## Sağlanan Alıntı
Yargıtay Kararı 10. Ceza Dairesi 2022/15781 E. 2023/4347 K. 15.05.2023 T.

YARGITAY KARARI
DAİRE : 10. Ceza Dairesi
ESAS NO : 2022/15781
KARAR NO : 2023/4347
KARAR TARİHİ : 15.05.2023

T U T U K L U

MAHKEMESİ :Ceza Dairesi
SAYISI : 2022/2569 E., 2022/1983 K.
SUÇ : Uyuşturucu madde ticareti yapma
HÜKÜM : İstinaf başvurusunun esastan reddi
TEBLİĞNAME GÖRÜŞÜ : Temyiz isteminin esastan reddiyle hükmün düzeltilerek onanması

İlk Derece Mahkemesince verilen hükme yönelik istinaf incelemesi üzerine Bölge Adliye Mahkemesi tarafından verilen kararın; 5271 sayılı Ceza Muhakemesi Kanunu’nun (5271 sayılı Kanun) 286 ncı maddesinin birinci fıkrası uyarınca temyiz edilebilir olduğu, 260 ıncı maddesinin birinci fıkrası gereği temyiz edenin hükmü temyize hak ve yetkisinin bulunduğu, 291 inci maddesinin birinci fıkrası gereği temyiz isteminin süresinde olduğu, 294 üncü maddesinin birinci fıkrası gereği temyiz dilekçesinde temyiz sebeplerine yer verildiği, 298 inci maddesinin birinci fıkrası gereği temyiz isteminin reddini gerektirir bir durumun bulunmadığı yapılan ön inceleme neticesinde tespit edilmiştir.

## Veri Satırları
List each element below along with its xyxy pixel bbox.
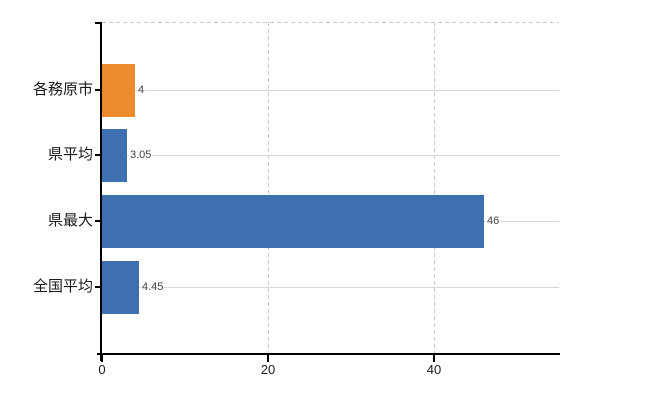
x-tick-label-2: 40 [426, 362, 442, 377]
category-label-3: 全国平均 [32, 278, 93, 295]
category-label-2: 県最大 [47, 212, 93, 229]
bar-1 [102, 129, 127, 182]
bar-3 [102, 261, 139, 314]
category-label-0: 各務原市 [32, 81, 93, 98]
bar-value-label-0: 4 [137, 83, 146, 97]
plot-top-border [102, 22, 559, 23]
bar-value-label-1: 3.05 [129, 148, 153, 162]
category-label-1: 県平均 [47, 146, 93, 163]
y-axis-tick-1 [95, 154, 102, 156]
x-tick-label-1: 20 [260, 362, 276, 377]
gridline-x-20 [268, 22, 269, 354]
gridline-row-0 [102, 90, 559, 91]
gridline-row-1 [102, 155, 559, 156]
x-tick-label-0: 0 [98, 362, 106, 377]
y-axis-tick-top [95, 22, 102, 24]
x-axis-tick-0 [101, 355, 103, 362]
bar-value-label-3: 4.45 [141, 280, 165, 294]
x-axis-tick-1 [267, 355, 269, 362]
y-axis-tick-2 [95, 220, 102, 222]
bar-0 [102, 64, 135, 117]
y-axis-tick-0 [95, 89, 102, 91]
x-axis-tick-2 [433, 355, 435, 362]
bar-value-label-2: 46 [486, 214, 501, 228]
x-axis [97, 353, 560, 355]
y-axis [100, 22, 102, 361]
gridline-row-3 [102, 287, 559, 288]
y-axis-tick-3 [95, 286, 102, 288]
gridline-x-40 [434, 22, 435, 354]
bar-2 [102, 195, 484, 248]
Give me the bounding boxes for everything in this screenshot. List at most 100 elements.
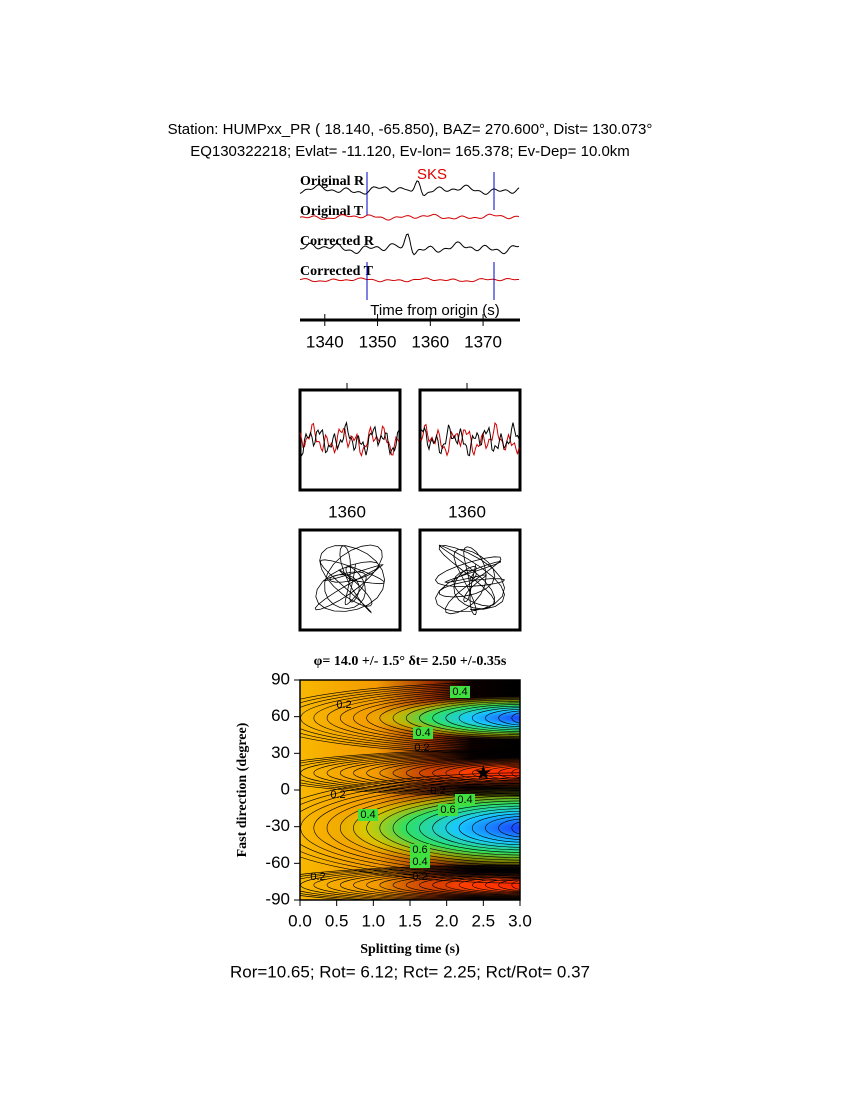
- contour-line: [485, 708, 520, 728]
- contour-line: [432, 805, 520, 851]
- contour-line: [445, 808, 520, 848]
- contour-line: [392, 798, 520, 858]
- contour-line: [326, 868, 520, 900]
- contour-label: 0.4: [415, 727, 430, 739]
- contour-line: [366, 871, 520, 899]
- contour-line: [498, 879, 520, 891]
- x-axis-title: Time from origin (s): [370, 302, 499, 319]
- contour-line: [471, 764, 520, 782]
- contour-line: [392, 759, 520, 787]
- contour-line: [498, 710, 520, 726]
- x-tick-label: 1360: [448, 502, 486, 521]
- header-line: Station: HUMPxx_PR ( 18.140, -65.850), B…: [168, 121, 653, 138]
- contour-label-box: [413, 727, 433, 739]
- x-tick-label: 3.0: [508, 911, 532, 930]
- particle-motion: [434, 544, 506, 616]
- x-tick-label: 2.0: [435, 911, 459, 930]
- y-axis-title: Fast direction (degree): [235, 722, 250, 857]
- contour-label-box: [438, 804, 458, 816]
- y-tick-label: -30: [265, 816, 290, 835]
- contour-line: [339, 691, 520, 745]
- contour-line: [445, 762, 520, 784]
- panel-frame: [298, 528, 402, 632]
- contour-line: [419, 700, 520, 736]
- contour-line: [511, 821, 520, 835]
- contour-line: [485, 816, 520, 840]
- contour-line: [511, 712, 520, 724]
- contour-line: [326, 785, 520, 871]
- waveform: [419, 421, 520, 457]
- contour-line: [511, 768, 520, 778]
- contour-line: [498, 766, 520, 780]
- contour-line: [353, 790, 520, 866]
- y-tick-label: 60: [271, 706, 290, 725]
- contour-line: [326, 689, 520, 747]
- x-axis-title: Splitting time (s): [360, 942, 460, 957]
- trace-label: Corrected T: [300, 264, 374, 279]
- contour-line: [458, 763, 520, 783]
- particle-motion: [314, 544, 386, 614]
- contour-line: [339, 787, 520, 869]
- x-tick-label: 1360: [411, 332, 449, 351]
- contour-line: [326, 754, 520, 792]
- waveform: [419, 422, 520, 457]
- contour-line: [485, 878, 520, 892]
- contour-label: 0.4: [452, 686, 467, 698]
- contour-label: 0.2: [412, 871, 427, 883]
- contour-label: 0.6: [440, 804, 455, 816]
- contour-line: [405, 760, 520, 786]
- contour-line: [379, 696, 520, 740]
- x-tick-label: 1360: [328, 502, 366, 521]
- heatmap: [300, 680, 520, 900]
- contour-line: [392, 697, 520, 739]
- contour-line: [366, 793, 520, 863]
- contour-line: [379, 758, 520, 788]
- x-tick-label: 1.0: [362, 911, 386, 930]
- contour-label-box: [410, 856, 430, 868]
- contour-label: 0.4: [412, 856, 427, 868]
- trace-label: Original T: [300, 204, 364, 219]
- contour-line: [432, 702, 520, 734]
- contour-line: [445, 704, 520, 732]
- y-tick-label: 0: [281, 779, 290, 798]
- waveform: [299, 180, 520, 197]
- x-tick-label: 2.5: [472, 911, 496, 930]
- contour-label: 0.2: [430, 785, 445, 797]
- contour-label: 0.2: [330, 789, 345, 801]
- contour-line: [445, 875, 520, 895]
- contour-line: [392, 872, 520, 898]
- contour-label: 0.4: [360, 809, 375, 821]
- contour-line: [405, 873, 520, 897]
- panel-frame: [298, 388, 402, 492]
- y-tick-label: 30: [271, 743, 290, 762]
- panel-frame: [418, 528, 522, 632]
- y-tick-label: 90: [271, 669, 290, 688]
- trace-label: Corrected R: [300, 234, 375, 249]
- contour-line: [458, 810, 520, 846]
- contour-line: [432, 761, 520, 785]
- phase-label: SKS: [417, 166, 447, 183]
- contour-line: [511, 880, 520, 890]
- contour-line: [379, 795, 520, 861]
- contour-line: [366, 694, 520, 742]
- contour-label: 0.2: [414, 742, 429, 754]
- contour-line: [353, 692, 520, 744]
- contour-label-box: [455, 794, 475, 806]
- contour-line: [366, 757, 520, 789]
- x-tick-label: 1.5: [398, 911, 422, 930]
- waveform: [299, 233, 520, 256]
- x-tick-label: 1340: [306, 332, 344, 351]
- contour-label: 0.2: [336, 699, 351, 711]
- contour-line: [313, 867, 520, 900]
- contour-line: [458, 876, 520, 894]
- header-line: EQ130322218; Evlat= -11.120, Ev-lon= 165…: [190, 143, 630, 160]
- contour-label: 0.4: [457, 794, 472, 806]
- trace-label: Original R: [300, 174, 365, 189]
- contour-line: [498, 818, 520, 838]
- contour-line: [471, 813, 520, 843]
- waveform: [299, 277, 519, 283]
- contour-line: [458, 705, 520, 731]
- waveform: [299, 213, 520, 221]
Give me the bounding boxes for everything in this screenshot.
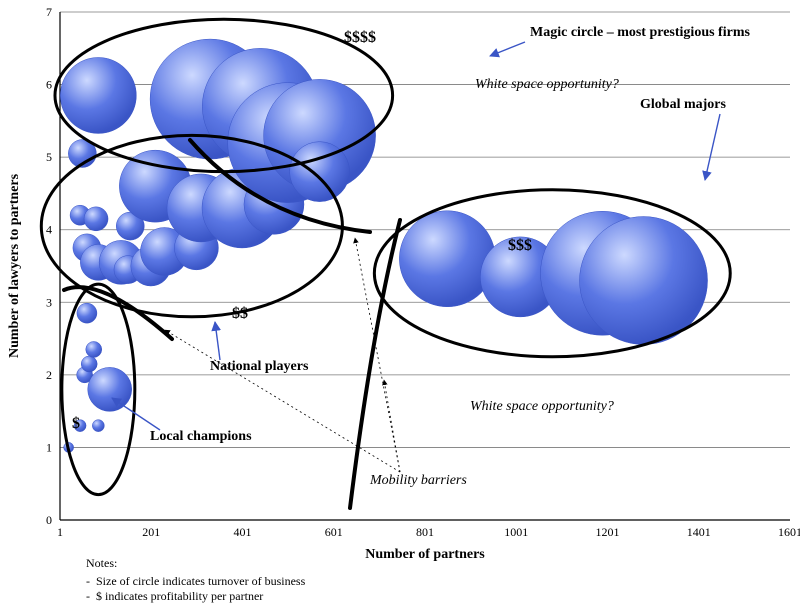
- profitability-marker-3: $$$$: [344, 29, 376, 46]
- bubble: [86, 341, 102, 357]
- profitability-marker-2: $$$: [508, 237, 532, 254]
- group-label-magic-circle: Magic circle – most prestigious firms: [530, 25, 750, 40]
- group-arrow-magic-circle: [490, 42, 525, 56]
- y-tick-label: 4: [46, 223, 52, 237]
- y-tick-label: 2: [46, 368, 52, 382]
- y-tick-label: 1: [46, 440, 52, 454]
- y-axis-label: Number of lawyers to partners: [7, 173, 22, 358]
- mobility-barrier-label: Mobility barriers: [369, 473, 467, 488]
- x-tick-label: 401: [234, 525, 252, 539]
- bubble: [580, 217, 708, 345]
- bubble: [77, 303, 97, 323]
- profitability-marker-1: $$: [232, 305, 248, 322]
- x-tick-label: 201: [142, 525, 160, 539]
- note-line-2: - $ indicates profitability per partner: [86, 589, 305, 605]
- bubble-chart: 1201401601801100112011401160101234567Num…: [0, 0, 800, 599]
- notes-title: Notes:: [86, 556, 305, 572]
- group-arrow-global-majors: [705, 114, 720, 180]
- group-label-national-players: National players: [210, 359, 309, 374]
- group-label-local-champions: Local champions: [150, 429, 252, 444]
- bubble: [92, 420, 104, 432]
- bubble: [60, 57, 136, 133]
- y-tick-label: 0: [46, 513, 52, 527]
- x-tick-label: 801: [416, 525, 434, 539]
- barrier-pointer-2: [384, 380, 400, 472]
- bubble: [84, 207, 108, 231]
- group-arrow-national-players: [215, 322, 220, 360]
- x-tick-label: 1201: [596, 525, 620, 539]
- x-axis-label: Number of partners: [365, 547, 485, 562]
- bubble: [399, 211, 495, 307]
- whitespace-label-1: White space opportunity?: [470, 399, 614, 414]
- barrier-pointer-1: [355, 238, 400, 472]
- bubble: [81, 356, 97, 372]
- x-tick-label: 601: [325, 525, 343, 539]
- y-tick-label: 3: [46, 295, 52, 309]
- y-tick-label: 6: [46, 78, 52, 92]
- y-tick-label: 7: [46, 5, 52, 19]
- group-label-global-majors: Global majors: [640, 97, 726, 112]
- chart-notes: Notes: - Size of circle indicates turnov…: [86, 556, 305, 605]
- y-tick-label: 5: [46, 150, 52, 164]
- note-line-1: - Size of circle indicates turnover of b…: [86, 574, 305, 590]
- bubble: [88, 367, 132, 411]
- x-tick-label: 1401: [687, 525, 711, 539]
- x-tick-label: 1001: [504, 525, 528, 539]
- whitespace-label-0: White space opportunity?: [475, 77, 619, 92]
- profitability-marker-0: $: [72, 415, 80, 432]
- x-tick-label: 1601: [778, 525, 800, 539]
- x-tick-label: 1: [57, 525, 63, 539]
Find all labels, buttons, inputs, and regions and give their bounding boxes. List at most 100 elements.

## Görev Gereksinimleri
Yukarıdaki Yargıtay kararını baştan sona, hiçbir karakterini değiştirmeden yeniden yazın.

## Beklenen Çıktı
Yargıtay Kararı 10. Ceza Dairesi 2022/15781 E. 2023/4347 K. 15.05.2023 T.

YARGITAY KARARI
DAİRE : 10. Ceza Dairesi
ESAS NO : 2022/15781
KARAR NO : 2023/4347
KARAR TARİHİ : 15.05.2023

T U T U K L U

MAHKEMESİ :Ceza Dairesi
SAYISI : 2022/2569 E., 2022/1983 K.
SUÇ : Uyuşturucu madde ticareti yapma
HÜKÜM : İstinaf başvurusunun esastan reddi
TEBLİĞNAME GÖRÜŞÜ : Temyiz isteminin esastan reddiyle hükmün düzeltilerek onanması

İlk Derece Mahkemesince verilen hükme yönelik istinaf incelemesi üzerine Bölge Adliye Mahkemesi tarafından verilen kararın; 5271 sayılı Ceza Muhakemesi Kanunu’nun (5271 sayılı Kanun) 286 ncı maddesinin birinci fıkrası uyarınca temyiz edilebilir olduğu, 260 ıncı maddesinin birinci fıkrası gereği temyiz edenin hükmü temyize hak ve yetkisinin bulunduğu, 291 inci maddesinin birinci fıkrası gereği temyiz isteminin süresinde olduğu, 294 üncü maddesinin birinci fıkrası gereği temyiz dilekçesinde temyiz sebeplerine yer verildiği, 298 inci maddesinin birinci fıkrası gereği temyiz isteminin reddini gerektirir bir durumun bulunmadığı yapılan ön inceleme neticesinde tespit edilmiştir.